Exercise details. Write out the records below as a numbered list, leaving out any blank lines. Begin at the first line and stop after the line that has "fish3-matrix-cell (431, 101, 436, 107)".

(Layout region records)

>>>

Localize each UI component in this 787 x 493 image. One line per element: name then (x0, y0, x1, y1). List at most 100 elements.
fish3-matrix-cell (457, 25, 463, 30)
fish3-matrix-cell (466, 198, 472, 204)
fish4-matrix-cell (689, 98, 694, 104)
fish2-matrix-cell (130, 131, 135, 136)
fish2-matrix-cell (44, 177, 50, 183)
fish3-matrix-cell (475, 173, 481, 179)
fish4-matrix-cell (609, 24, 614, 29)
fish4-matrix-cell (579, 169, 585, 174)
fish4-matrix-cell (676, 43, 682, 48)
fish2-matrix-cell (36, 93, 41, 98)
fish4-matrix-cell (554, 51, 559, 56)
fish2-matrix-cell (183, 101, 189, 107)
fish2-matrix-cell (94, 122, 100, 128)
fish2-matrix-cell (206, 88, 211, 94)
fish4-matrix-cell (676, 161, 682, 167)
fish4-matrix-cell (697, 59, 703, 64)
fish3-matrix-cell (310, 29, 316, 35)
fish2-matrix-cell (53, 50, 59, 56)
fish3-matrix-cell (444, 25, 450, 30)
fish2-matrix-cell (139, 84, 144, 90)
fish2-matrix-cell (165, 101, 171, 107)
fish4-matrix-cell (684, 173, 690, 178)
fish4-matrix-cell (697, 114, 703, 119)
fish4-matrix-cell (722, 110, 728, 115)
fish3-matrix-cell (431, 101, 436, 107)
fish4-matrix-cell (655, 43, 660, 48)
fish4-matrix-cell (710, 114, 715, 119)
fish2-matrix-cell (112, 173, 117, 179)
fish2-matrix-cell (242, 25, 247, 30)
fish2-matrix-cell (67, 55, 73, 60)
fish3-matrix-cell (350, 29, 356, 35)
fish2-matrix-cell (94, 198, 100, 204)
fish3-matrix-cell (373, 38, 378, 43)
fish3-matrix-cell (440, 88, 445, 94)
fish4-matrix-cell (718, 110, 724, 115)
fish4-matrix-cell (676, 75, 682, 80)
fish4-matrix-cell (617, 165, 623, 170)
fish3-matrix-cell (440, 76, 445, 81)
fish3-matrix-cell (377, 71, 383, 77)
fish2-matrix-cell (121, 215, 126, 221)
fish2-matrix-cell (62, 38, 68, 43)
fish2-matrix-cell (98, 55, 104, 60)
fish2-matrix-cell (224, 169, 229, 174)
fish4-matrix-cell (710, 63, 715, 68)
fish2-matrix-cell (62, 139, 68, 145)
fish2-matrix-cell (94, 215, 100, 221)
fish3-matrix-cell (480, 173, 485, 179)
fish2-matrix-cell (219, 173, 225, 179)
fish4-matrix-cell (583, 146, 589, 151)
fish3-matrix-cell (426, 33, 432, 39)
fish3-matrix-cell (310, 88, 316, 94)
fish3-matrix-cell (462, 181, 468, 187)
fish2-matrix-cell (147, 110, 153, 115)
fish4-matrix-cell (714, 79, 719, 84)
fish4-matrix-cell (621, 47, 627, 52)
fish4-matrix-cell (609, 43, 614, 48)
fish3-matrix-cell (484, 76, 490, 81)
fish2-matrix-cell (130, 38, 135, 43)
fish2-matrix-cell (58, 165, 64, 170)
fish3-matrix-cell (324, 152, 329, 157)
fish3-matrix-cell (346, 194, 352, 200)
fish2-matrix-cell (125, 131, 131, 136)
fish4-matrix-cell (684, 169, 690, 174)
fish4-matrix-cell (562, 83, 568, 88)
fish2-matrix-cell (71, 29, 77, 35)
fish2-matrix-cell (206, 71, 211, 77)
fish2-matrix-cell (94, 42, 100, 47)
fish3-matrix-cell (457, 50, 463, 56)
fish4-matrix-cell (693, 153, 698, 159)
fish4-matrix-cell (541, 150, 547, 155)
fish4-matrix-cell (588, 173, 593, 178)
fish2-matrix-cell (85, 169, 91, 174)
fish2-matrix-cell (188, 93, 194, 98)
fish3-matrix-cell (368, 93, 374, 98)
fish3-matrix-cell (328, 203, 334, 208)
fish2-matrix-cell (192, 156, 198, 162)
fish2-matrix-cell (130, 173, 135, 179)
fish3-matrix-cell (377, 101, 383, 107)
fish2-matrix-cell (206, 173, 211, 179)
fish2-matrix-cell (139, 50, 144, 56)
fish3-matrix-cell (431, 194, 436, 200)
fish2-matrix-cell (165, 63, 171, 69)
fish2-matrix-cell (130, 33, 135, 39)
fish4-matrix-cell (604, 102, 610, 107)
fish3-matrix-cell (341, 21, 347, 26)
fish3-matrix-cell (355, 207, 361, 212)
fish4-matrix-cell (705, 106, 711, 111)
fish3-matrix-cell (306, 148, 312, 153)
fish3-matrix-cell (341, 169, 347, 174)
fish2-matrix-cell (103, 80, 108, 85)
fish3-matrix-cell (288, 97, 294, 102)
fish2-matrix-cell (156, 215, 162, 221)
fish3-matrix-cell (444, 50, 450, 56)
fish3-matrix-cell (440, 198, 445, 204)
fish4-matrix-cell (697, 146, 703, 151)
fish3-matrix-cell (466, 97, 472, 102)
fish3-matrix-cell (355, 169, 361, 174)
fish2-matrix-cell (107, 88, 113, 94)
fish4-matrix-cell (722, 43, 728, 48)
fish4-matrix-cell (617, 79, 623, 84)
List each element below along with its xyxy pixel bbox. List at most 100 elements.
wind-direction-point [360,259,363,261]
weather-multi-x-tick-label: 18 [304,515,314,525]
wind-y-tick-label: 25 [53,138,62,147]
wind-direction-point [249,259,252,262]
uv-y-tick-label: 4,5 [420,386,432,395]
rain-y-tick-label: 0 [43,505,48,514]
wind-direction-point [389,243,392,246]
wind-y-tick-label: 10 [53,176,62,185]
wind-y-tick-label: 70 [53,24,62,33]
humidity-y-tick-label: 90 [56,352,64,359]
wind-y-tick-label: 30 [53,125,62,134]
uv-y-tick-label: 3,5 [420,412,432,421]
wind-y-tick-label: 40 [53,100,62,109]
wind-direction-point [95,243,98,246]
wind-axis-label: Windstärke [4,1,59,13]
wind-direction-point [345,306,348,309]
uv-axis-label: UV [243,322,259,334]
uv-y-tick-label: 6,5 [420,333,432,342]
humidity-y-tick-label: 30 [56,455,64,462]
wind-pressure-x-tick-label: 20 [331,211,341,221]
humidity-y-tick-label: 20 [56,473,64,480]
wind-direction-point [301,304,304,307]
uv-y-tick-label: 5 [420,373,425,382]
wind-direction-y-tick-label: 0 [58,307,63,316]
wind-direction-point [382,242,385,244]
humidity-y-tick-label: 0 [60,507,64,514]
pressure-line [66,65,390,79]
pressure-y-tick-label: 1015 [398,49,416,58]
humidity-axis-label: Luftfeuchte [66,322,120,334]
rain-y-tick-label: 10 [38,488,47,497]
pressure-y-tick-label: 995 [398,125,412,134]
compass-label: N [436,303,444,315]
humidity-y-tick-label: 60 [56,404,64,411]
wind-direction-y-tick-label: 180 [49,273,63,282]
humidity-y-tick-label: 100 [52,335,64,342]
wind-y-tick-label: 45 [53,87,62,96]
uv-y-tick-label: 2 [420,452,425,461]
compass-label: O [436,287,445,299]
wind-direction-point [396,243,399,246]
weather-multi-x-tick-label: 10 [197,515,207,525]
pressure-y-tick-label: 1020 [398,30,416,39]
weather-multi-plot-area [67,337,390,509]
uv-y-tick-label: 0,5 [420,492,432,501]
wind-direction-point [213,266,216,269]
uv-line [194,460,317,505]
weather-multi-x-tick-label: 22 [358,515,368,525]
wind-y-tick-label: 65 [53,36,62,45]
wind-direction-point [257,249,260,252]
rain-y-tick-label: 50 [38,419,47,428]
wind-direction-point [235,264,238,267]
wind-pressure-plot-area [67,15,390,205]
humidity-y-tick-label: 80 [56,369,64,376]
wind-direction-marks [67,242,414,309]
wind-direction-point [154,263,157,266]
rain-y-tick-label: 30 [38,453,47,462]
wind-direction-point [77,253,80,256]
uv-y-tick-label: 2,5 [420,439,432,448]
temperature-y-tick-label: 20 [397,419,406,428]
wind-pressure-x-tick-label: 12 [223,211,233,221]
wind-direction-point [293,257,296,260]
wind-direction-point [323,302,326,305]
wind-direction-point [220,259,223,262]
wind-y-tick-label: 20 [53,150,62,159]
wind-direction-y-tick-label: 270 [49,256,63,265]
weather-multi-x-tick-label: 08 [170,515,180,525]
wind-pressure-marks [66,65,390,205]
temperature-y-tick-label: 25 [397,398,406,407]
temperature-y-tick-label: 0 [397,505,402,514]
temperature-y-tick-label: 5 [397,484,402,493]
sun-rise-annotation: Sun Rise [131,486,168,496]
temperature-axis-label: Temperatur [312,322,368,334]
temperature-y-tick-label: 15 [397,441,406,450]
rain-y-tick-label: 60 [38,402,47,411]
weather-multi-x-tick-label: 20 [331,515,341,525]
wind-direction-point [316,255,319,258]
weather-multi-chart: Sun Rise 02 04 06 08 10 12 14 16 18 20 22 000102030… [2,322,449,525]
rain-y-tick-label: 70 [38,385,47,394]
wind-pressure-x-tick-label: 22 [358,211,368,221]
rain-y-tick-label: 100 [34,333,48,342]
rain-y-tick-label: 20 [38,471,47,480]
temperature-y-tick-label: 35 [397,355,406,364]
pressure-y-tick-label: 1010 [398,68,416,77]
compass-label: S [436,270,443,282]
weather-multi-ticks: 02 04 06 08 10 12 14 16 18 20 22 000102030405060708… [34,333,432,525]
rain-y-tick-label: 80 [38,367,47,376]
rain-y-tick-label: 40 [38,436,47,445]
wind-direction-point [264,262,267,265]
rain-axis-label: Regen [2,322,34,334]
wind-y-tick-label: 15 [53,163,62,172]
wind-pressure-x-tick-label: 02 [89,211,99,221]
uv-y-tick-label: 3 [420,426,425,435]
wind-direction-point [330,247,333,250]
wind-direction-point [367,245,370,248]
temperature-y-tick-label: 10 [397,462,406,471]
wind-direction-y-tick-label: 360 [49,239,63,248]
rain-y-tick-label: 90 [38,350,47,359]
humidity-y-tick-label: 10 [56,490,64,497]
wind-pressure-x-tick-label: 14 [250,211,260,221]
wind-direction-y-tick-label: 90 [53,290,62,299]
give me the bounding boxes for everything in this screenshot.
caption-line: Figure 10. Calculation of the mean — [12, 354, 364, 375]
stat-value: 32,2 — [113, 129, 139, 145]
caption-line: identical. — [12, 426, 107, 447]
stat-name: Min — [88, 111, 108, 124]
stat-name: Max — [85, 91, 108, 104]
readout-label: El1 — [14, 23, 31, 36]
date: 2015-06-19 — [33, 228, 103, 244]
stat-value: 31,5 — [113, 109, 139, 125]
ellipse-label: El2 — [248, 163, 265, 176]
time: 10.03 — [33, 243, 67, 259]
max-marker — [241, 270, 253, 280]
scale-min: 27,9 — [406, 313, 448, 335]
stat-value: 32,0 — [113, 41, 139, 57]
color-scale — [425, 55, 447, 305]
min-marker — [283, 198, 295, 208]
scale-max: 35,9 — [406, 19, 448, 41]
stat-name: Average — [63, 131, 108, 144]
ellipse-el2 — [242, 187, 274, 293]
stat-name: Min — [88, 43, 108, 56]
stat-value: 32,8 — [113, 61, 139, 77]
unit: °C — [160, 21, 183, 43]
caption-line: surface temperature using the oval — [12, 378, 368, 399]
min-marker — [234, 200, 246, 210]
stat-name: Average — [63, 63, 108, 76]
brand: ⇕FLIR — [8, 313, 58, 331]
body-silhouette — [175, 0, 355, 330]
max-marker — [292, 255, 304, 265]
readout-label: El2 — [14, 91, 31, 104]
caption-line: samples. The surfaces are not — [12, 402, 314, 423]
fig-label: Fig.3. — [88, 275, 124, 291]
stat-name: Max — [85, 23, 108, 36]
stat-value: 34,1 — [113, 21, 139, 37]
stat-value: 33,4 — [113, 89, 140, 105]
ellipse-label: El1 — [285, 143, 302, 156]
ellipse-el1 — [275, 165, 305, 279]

<<<

Result.
1. Localize each UI component in this 787 x 493 image. One line per element: name then (x0, y0, x1, y1). List at most 100 elements.
2. fish3-matrix-cell (457, 25, 463, 30)
3. fish3-matrix-cell (466, 198, 472, 204)
4. fish4-matrix-cell (689, 98, 694, 104)
5. fish2-matrix-cell (130, 131, 135, 136)
6. fish2-matrix-cell (44, 177, 50, 183)
7. fish3-matrix-cell (475, 173, 481, 179)
8. fish4-matrix-cell (609, 24, 614, 29)
9. fish4-matrix-cell (579, 169, 585, 174)
10. fish4-matrix-cell (676, 43, 682, 48)
11. fish2-matrix-cell (36, 93, 41, 98)
12. fish4-matrix-cell (554, 51, 559, 56)
13. fish2-matrix-cell (183, 101, 189, 107)
14. fish2-matrix-cell (94, 122, 100, 128)
15. fish2-matrix-cell (206, 88, 211, 94)
16. fish4-matrix-cell (676, 161, 682, 167)
17. fish4-matrix-cell (697, 59, 703, 64)
18. fish3-matrix-cell (310, 29, 316, 35)
19. fish2-matrix-cell (53, 50, 59, 56)
20. fish3-matrix-cell (444, 25, 450, 30)
21. fish2-matrix-cell (139, 84, 144, 90)
22. fish2-matrix-cell (165, 101, 171, 107)
23. fish4-matrix-cell (684, 173, 690, 178)
24. fish4-matrix-cell (697, 114, 703, 119)
25. fish4-matrix-cell (722, 110, 728, 115)
26. fish3-matrix-cell (431, 101, 436, 107)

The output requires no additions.